— START —

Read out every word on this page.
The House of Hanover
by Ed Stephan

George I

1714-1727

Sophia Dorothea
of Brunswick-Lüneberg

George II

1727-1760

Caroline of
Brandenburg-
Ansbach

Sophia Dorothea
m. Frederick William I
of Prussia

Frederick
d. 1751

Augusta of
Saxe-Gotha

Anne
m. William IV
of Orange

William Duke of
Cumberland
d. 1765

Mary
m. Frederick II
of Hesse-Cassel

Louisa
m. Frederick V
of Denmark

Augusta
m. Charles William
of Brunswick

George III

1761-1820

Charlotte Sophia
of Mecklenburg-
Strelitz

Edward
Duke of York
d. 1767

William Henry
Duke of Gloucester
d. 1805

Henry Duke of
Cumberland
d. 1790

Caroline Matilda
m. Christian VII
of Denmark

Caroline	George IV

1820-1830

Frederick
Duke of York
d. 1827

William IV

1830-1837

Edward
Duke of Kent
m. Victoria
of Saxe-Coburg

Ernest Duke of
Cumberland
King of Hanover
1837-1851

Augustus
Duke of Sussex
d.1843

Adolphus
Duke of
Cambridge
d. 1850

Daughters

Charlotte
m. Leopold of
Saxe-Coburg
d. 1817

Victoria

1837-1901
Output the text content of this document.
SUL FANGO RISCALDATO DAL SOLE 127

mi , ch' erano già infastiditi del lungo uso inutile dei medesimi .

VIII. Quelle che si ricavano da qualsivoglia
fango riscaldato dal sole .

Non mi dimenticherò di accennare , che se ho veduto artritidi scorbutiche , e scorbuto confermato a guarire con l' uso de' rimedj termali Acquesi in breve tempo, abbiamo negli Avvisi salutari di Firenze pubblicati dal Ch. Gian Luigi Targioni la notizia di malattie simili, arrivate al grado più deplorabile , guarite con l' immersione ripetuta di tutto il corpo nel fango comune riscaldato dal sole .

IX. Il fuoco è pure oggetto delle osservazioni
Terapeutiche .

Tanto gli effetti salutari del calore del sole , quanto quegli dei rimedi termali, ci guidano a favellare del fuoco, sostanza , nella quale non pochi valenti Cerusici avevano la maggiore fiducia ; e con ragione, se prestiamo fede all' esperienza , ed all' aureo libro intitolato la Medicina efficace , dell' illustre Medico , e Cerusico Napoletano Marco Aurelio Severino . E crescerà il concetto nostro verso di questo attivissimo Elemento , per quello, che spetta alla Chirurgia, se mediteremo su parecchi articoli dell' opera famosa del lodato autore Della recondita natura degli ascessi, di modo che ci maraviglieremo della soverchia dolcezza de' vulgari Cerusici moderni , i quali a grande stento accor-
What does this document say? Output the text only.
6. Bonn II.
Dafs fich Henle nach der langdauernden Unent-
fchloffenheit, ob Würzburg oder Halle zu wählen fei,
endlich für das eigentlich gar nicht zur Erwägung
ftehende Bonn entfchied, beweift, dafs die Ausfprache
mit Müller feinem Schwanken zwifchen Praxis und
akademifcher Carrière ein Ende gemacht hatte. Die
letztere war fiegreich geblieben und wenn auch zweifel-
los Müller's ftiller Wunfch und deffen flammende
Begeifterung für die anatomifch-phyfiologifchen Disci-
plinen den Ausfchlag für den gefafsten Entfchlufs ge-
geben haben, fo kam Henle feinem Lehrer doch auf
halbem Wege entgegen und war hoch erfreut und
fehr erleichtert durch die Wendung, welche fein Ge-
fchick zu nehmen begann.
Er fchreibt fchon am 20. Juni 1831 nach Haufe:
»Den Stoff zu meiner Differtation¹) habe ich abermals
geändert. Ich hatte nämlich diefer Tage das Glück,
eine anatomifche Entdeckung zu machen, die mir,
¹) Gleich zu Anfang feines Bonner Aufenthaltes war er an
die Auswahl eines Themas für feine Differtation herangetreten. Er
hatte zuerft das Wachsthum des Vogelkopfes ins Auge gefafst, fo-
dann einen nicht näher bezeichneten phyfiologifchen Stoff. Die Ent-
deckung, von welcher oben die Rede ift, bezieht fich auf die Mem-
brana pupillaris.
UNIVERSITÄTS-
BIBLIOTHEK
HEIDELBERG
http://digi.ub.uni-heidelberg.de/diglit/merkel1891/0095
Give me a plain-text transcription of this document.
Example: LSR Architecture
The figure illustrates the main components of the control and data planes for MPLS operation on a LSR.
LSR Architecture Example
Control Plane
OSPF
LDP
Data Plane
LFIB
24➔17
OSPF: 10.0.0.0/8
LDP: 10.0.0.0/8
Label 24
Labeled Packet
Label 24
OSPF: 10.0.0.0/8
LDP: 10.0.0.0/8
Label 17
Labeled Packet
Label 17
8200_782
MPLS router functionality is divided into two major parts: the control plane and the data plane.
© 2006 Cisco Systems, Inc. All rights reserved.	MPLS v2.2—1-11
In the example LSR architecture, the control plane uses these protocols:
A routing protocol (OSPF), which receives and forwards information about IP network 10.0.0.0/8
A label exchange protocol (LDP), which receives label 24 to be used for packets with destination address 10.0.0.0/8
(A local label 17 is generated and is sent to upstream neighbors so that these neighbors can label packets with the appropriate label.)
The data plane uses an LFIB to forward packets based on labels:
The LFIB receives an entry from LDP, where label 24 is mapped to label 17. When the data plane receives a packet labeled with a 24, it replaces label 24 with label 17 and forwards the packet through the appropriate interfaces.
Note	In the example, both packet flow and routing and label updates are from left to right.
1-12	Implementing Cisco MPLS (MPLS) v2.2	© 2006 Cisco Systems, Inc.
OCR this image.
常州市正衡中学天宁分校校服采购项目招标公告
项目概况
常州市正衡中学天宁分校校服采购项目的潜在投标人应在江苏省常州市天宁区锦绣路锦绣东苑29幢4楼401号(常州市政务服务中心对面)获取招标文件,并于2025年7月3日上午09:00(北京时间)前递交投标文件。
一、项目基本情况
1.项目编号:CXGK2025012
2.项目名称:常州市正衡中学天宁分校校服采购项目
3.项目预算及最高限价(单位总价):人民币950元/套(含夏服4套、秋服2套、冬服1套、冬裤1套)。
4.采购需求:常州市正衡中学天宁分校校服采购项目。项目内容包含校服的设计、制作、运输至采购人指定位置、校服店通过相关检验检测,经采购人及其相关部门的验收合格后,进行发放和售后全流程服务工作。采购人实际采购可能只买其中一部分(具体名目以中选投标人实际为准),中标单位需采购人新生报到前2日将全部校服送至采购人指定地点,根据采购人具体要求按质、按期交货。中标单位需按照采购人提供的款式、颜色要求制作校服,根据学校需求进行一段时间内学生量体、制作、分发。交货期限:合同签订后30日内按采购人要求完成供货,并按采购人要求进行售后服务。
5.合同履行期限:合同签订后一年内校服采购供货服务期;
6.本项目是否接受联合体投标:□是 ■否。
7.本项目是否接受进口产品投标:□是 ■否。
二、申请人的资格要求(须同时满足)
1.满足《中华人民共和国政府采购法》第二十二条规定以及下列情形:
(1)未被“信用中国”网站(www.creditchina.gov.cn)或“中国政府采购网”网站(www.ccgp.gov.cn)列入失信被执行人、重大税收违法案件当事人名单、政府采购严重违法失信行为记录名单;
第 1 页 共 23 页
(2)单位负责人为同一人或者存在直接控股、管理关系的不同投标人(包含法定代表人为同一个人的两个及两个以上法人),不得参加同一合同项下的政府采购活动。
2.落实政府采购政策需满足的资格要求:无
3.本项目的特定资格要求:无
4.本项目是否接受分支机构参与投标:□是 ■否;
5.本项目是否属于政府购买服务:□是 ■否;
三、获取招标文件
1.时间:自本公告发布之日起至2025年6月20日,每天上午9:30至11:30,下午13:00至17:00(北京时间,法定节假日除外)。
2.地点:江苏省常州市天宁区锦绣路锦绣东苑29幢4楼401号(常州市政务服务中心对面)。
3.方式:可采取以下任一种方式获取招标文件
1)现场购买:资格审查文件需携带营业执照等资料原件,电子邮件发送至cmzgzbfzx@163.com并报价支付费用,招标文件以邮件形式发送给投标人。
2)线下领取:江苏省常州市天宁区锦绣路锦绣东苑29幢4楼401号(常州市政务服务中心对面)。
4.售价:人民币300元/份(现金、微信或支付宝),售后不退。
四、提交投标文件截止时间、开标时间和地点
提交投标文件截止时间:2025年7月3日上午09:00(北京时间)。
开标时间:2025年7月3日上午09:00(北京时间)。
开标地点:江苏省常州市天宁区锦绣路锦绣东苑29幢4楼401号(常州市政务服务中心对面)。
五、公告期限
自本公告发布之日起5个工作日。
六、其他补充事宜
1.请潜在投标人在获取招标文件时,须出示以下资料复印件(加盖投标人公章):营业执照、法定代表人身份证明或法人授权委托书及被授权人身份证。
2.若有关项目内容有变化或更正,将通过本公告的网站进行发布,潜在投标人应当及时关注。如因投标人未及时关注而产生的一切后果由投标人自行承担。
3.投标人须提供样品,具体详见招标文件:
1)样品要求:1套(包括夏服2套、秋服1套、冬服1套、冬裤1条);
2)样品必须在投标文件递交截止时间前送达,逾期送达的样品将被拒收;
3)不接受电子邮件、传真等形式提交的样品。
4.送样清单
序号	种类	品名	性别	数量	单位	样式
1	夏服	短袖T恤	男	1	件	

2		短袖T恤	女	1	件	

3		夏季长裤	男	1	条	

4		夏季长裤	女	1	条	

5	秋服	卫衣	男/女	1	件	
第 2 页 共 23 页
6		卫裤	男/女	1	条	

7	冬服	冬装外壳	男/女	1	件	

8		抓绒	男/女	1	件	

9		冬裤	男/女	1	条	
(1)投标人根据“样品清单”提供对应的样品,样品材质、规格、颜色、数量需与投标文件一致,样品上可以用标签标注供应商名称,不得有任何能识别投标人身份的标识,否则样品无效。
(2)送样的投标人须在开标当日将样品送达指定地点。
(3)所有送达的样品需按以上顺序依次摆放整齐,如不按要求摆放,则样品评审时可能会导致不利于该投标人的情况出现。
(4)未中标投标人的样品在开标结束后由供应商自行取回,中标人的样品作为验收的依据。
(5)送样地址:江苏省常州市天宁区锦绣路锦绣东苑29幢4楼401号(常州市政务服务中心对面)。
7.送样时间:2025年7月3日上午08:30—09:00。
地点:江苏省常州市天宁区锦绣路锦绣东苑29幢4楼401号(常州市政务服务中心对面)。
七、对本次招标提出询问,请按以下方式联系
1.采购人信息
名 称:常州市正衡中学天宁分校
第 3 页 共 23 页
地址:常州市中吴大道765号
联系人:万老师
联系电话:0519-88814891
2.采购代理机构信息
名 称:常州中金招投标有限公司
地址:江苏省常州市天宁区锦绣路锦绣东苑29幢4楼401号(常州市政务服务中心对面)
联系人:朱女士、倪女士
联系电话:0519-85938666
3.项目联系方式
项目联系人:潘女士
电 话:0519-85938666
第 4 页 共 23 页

— END —

WHAT IS EXPECTED:
Show all lines from the listing above in which "feinem" appears.

SOLUTION FOR THIS TASK:
mit Müller feinem Schwanken zwifchen Praxis und
geben haben, fo kam Henle feinem Lehrer doch auf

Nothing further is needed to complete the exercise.